할 일: 아래 줄 전체에서 "highlight-dot"의 이름을 "marker-dot"(으)로 바꾸고 나머지는 그대로 둔 채 다시 적어 주세요. 그림은 답에 넣지 마세요.

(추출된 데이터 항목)
###

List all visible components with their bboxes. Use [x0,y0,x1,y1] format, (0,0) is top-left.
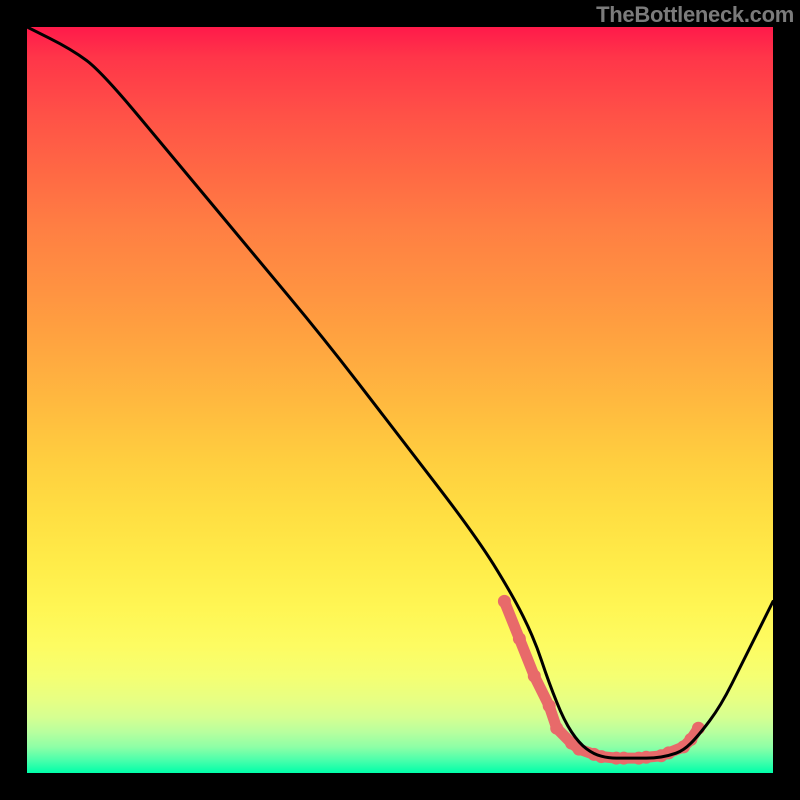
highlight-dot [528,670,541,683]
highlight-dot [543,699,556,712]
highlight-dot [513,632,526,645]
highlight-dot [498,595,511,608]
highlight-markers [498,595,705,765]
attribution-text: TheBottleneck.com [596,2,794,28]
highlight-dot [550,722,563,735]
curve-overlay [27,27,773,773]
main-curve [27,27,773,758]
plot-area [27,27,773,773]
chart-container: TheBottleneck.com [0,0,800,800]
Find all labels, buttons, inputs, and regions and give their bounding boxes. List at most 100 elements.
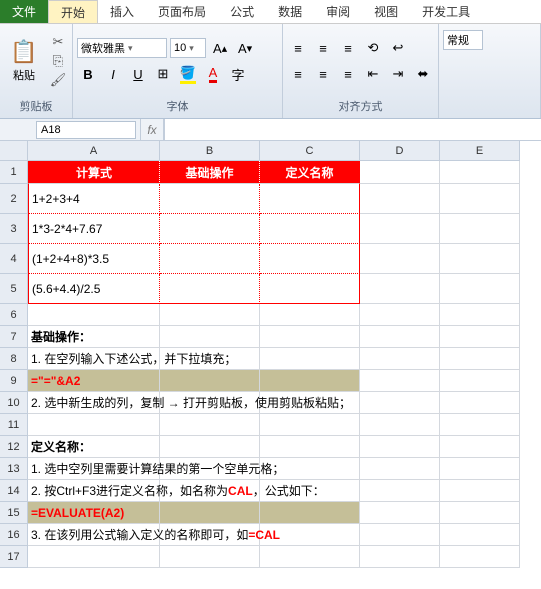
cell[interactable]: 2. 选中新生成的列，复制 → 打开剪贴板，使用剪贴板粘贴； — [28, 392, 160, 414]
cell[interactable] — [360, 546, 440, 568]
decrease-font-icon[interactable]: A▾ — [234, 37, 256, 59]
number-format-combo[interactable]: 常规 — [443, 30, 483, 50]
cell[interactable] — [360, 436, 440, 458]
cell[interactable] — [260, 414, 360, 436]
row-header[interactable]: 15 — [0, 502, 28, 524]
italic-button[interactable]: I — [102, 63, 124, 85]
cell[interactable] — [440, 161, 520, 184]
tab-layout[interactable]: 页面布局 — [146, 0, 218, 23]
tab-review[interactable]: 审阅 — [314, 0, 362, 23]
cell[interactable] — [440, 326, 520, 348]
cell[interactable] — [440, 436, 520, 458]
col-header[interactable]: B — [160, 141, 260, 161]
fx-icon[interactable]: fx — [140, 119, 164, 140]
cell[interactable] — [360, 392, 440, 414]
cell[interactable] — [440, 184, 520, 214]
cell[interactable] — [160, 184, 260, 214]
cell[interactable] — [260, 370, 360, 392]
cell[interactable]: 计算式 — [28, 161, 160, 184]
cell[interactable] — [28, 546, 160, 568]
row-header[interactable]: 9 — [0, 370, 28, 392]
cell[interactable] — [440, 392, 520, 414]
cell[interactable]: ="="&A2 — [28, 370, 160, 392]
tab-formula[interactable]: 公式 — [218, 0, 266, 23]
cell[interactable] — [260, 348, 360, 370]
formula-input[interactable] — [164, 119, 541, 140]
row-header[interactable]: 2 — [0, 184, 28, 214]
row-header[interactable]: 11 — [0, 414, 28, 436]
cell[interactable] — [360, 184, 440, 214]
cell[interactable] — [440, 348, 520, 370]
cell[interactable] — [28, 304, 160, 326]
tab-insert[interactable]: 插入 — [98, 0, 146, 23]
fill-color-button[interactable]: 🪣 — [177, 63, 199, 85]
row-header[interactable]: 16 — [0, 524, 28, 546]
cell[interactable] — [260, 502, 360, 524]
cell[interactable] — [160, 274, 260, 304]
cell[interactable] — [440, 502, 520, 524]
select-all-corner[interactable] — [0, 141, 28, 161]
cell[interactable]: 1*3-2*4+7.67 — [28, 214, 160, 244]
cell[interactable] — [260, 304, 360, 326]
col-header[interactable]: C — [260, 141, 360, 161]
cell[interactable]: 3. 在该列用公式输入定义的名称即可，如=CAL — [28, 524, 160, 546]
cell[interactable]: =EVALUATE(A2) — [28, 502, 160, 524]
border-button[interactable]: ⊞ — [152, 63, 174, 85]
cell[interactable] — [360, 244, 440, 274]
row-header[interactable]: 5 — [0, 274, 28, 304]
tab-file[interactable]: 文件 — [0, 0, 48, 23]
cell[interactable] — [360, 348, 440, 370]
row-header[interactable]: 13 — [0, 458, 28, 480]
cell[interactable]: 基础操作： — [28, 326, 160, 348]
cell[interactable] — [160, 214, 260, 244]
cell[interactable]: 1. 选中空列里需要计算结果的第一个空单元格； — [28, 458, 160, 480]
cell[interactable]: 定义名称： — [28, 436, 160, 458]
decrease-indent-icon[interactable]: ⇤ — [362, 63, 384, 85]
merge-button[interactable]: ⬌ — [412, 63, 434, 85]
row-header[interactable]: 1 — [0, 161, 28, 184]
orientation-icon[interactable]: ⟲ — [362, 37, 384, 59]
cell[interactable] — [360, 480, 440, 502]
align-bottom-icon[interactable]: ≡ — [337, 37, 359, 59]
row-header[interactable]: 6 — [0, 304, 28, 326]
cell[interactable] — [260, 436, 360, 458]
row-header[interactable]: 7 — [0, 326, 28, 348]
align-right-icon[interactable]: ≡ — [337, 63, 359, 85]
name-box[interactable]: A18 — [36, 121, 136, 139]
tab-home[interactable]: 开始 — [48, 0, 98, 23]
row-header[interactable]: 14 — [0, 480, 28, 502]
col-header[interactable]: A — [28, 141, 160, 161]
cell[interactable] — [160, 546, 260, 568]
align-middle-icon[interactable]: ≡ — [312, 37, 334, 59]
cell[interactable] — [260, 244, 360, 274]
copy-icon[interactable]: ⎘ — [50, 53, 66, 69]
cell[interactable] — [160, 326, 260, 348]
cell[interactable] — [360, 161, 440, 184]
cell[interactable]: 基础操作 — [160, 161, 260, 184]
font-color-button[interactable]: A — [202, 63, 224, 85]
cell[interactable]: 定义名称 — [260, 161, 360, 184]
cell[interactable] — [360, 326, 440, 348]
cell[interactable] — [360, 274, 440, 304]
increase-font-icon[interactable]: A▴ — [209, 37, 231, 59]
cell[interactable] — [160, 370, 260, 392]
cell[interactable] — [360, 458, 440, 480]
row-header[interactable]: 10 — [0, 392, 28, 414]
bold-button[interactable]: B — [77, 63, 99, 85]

###

정답:
List all visible components with their bboxes. Use [x0,y0,x1,y1] format, (0,0) is top-left.
marker-dot [528,670,541,683]
marker-dot [543,699,556,712]
marker-dot [513,632,526,645]
marker-dot [498,595,511,608]
highlight-markers [498,595,705,765]
attribution-text: TheBottleneck.com [596,2,794,28]
marker-dot [550,722,563,735]
curve-overlay [27,27,773,773]
main-curve [27,27,773,758]
plot-area [27,27,773,773]
chart-container: TheBottleneck.com [0,0,800,800]
Find all labels, buttons, inputs, and regions and give their bounding boxes. List at most 100 elements.
cell[interactable]: 2. 选中新生成的列，复制 → 打开剪贴板，使用剪贴板粘贴； — [28, 392, 160, 414]
cell[interactable] — [360, 546, 440, 568]
decrease-font-icon[interactable]: A▾ — [234, 37, 256, 59]
number-format-combo[interactable]: 常规 — [443, 30, 483, 50]
cell[interactable] — [360, 436, 440, 458]
cell[interactable] — [260, 414, 360, 436]
row-header[interactable]: 15 — [0, 502, 28, 524]
italic-button[interactable]: I — [102, 63, 124, 85]
cell[interactable] — [440, 161, 520, 184]
tab-layout[interactable]: 页面布局 — [146, 0, 218, 23]
tab-review[interactable]: 审阅 — [314, 0, 362, 23]
cell[interactable] — [440, 326, 520, 348]
cell[interactable] — [440, 436, 520, 458]
col-header[interactable]: B — [160, 141, 260, 161]
fx-icon[interactable]: fx — [140, 119, 164, 140]
cell[interactable] — [360, 392, 440, 414]
cell[interactable] — [440, 184, 520, 214]
cell[interactable] — [160, 184, 260, 214]
cell[interactable] — [260, 370, 360, 392]
cell[interactable]: 计算式 — [28, 161, 160, 184]
cell[interactable] — [28, 546, 160, 568]
row-header[interactable]: 9 — [0, 370, 28, 392]
cell[interactable] — [440, 392, 520, 414]
cell[interactable]: ="="&A2 — [28, 370, 160, 392]
tab-formula[interactable]: 公式 — [218, 0, 266, 23]
cell[interactable] — [260, 348, 360, 370]
formula-input[interactable] — [164, 119, 541, 140]
row-header[interactable]: 2 — [0, 184, 28, 214]
row-header[interactable]: 11 — [0, 414, 28, 436]
cell[interactable] — [360, 184, 440, 214]
cell[interactable] — [440, 348, 520, 370]
cell[interactable] — [28, 304, 160, 326]
tab-insert[interactable]: 插入 — [98, 0, 146, 23]
fill-color-button[interactable]: 🪣 — [177, 63, 199, 85]
row-header[interactable]: 16 — [0, 524, 28, 546]
cell[interactable] — [260, 502, 360, 524]
cell[interactable] — [160, 274, 260, 304]
cell[interactable] — [440, 502, 520, 524]
select-all-corner[interactable] — [0, 141, 28, 161]
cell[interactable]: 1*3-2*4+7.67 — [28, 214, 160, 244]
cell[interactable] — [260, 304, 360, 326]
col-header[interactable]: C — [260, 141, 360, 161]
cell[interactable]: 3. 在该列用公式输入定义的名称即可，如=CAL — [28, 524, 160, 546]
cell[interactable]: =EVALUATE(A2) — [28, 502, 160, 524]
border-button[interactable]: ⊞ — [152, 63, 174, 85]
cell[interactable] — [360, 244, 440, 274]
row-header[interactable]: 5 — [0, 274, 28, 304]
tab-file[interactable]: 文件 — [0, 0, 48, 23]
cell[interactable] — [360, 348, 440, 370]
row-header[interactable]: 13 — [0, 458, 28, 480]
cell[interactable]: 基础操作： — [28, 326, 160, 348]
cell[interactable] — [160, 214, 260, 244]
cell[interactable]: 1. 选中空列里需要计算结果的第一个空单元格； — [28, 458, 160, 480]
cell[interactable]: 定义名称： — [28, 436, 160, 458]
decrease-indent-icon[interactable]: ⇤ — [362, 63, 384, 85]
merge-button[interactable]: ⬌ — [412, 63, 434, 85]
row-header[interactable]: 1 — [0, 161, 28, 184]
orientation-icon[interactable]: ⟲ — [362, 37, 384, 59]
cell[interactable] — [360, 480, 440, 502]
align-bottom-icon[interactable]: ≡ — [337, 37, 359, 59]
row-header[interactable]: 6 — [0, 304, 28, 326]
cell[interactable] — [260, 436, 360, 458]
row-header[interactable]: 7 — [0, 326, 28, 348]
align-right-icon[interactable]: ≡ — [337, 63, 359, 85]
name-box[interactable]: A18 — [36, 121, 136, 139]
tab-home[interactable]: 开始 — [48, 0, 98, 23]
row-header[interactable]: 14 — [0, 480, 28, 502]
col-header[interactable]: A — [28, 141, 160, 161]
cell[interactable] — [160, 546, 260, 568]
align-middle-icon[interactable]: ≡ — [312, 37, 334, 59]
cell[interactable] — [260, 244, 360, 274]
copy-icon[interactable]: ⎘ — [50, 53, 66, 69]
cell[interactable] — [160, 326, 260, 348]
cell[interactable] — [360, 161, 440, 184]
cell[interactable]: 基础操作 — [160, 161, 260, 184]
font-color-button[interactable]: A — [202, 63, 224, 85]
cell[interactable]: 定义名称 — [260, 161, 360, 184]
cell[interactable] — [360, 326, 440, 348]
cell[interactable] — [360, 274, 440, 304]
increase-font-icon[interactable]: A▴ — [209, 37, 231, 59]
cell[interactable] — [160, 370, 260, 392]
cell[interactable] — [360, 458, 440, 480]
row-header[interactable]: 10 — [0, 392, 28, 414]
bold-button[interactable]: B — [77, 63, 99, 85]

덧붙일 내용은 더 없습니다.